Goal of the exercise
Format everything from the start of the lines below down through the line containing "The pickup bed 18 is at (100, 386)." as a JSON list of strings, one string per line, skipping blank lines. Leave the pictures out.

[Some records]
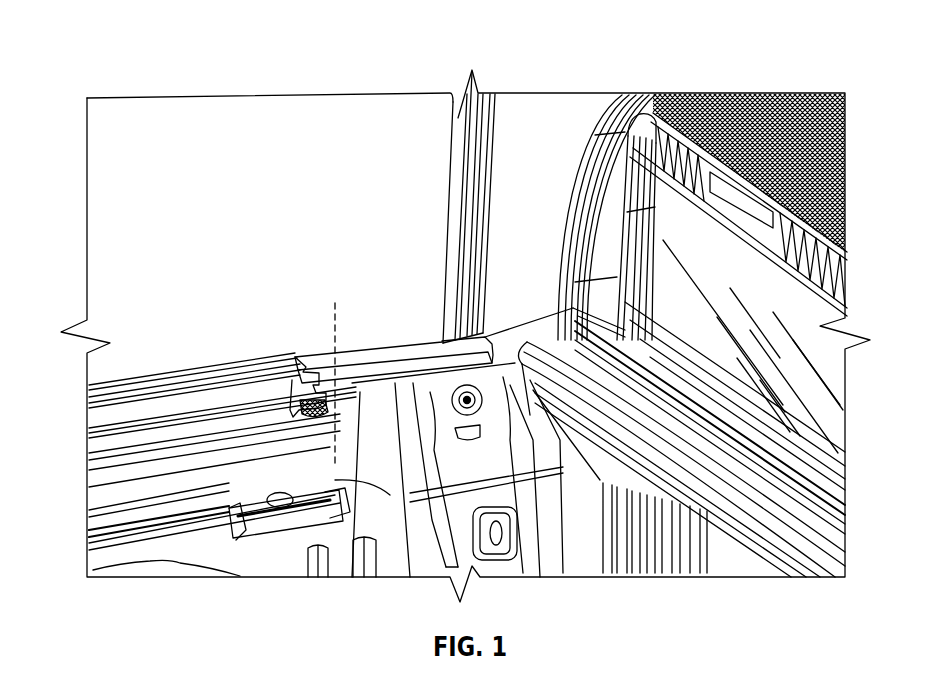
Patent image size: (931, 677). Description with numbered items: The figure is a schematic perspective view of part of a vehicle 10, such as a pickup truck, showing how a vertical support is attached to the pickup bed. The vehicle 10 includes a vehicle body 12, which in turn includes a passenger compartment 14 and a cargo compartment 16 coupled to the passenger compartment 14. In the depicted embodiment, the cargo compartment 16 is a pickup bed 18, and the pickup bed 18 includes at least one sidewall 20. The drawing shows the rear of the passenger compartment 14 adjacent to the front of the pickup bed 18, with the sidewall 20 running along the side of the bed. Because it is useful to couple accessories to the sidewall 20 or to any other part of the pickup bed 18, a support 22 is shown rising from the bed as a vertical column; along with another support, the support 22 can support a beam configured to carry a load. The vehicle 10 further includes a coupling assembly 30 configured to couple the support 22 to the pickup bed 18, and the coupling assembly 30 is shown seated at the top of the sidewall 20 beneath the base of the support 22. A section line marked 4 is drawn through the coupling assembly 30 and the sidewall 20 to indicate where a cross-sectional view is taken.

The vehicle 10 is at (742, 62).
The vehicle body 12 is at (172, 372).
The passenger compartment 14 is at (598, 128).
The cargo compartment 16 is at (185, 372).
The pickup bed 18 is at (100, 386).
The sidewall 20 is at (98, 472).
The support 22 is at (450, 128).
The coupling assembly 30 is at (387, 332).
The section line 4- 4 is at (333, 305).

Final result
[
  "Patent image size: (931, 677). Description with numbered items: The figure is a schematic perspective view of part of a vehicle 10, such as a pickup truck, showing how a vertical support is attached to the pickup bed. The vehicle 10 includes a vehicle body 12, which in turn includes a passenger compartment 14 and a cargo compartment 16 coupled to the passenger compartment 14. In the depicted embodiment, the cargo compartment 16 is a pickup bed 18, and the pickup bed 18 includes at least one sidewall 20. The drawing shows the rear of the passenger compartment 14 adjacent to the front of the pickup bed 18, with the sidewall 20 running along the side of the bed. Because it is useful to couple accessories to the sidewall 20 or to any other part of the pickup bed 18, a support 22 is shown rising from the bed as a vertical column; along with another support, the support 22 can support a beam configured to carry a load. The vehicle 10 further includes a coupling assembly 30 configured to couple the support 22 to the pickup bed 18, and the coupling assembly 30 is shown seated at the top of the sidewall 20 beneath the base of the support 22. A section line marked 4 is drawn through the coupling assembly 30 and the sidewall 20 to indicate where a cross-sectional view is taken.",
  "The vehicle 10 is at (742, 62).",
  "The vehicle body 12 is at (172, 372).",
  "The passenger compartment 14 is at (598, 128).",
  "The cargo compartment 16 is at (185, 372).",
  "The pickup bed 18 is at (100, 386)."
]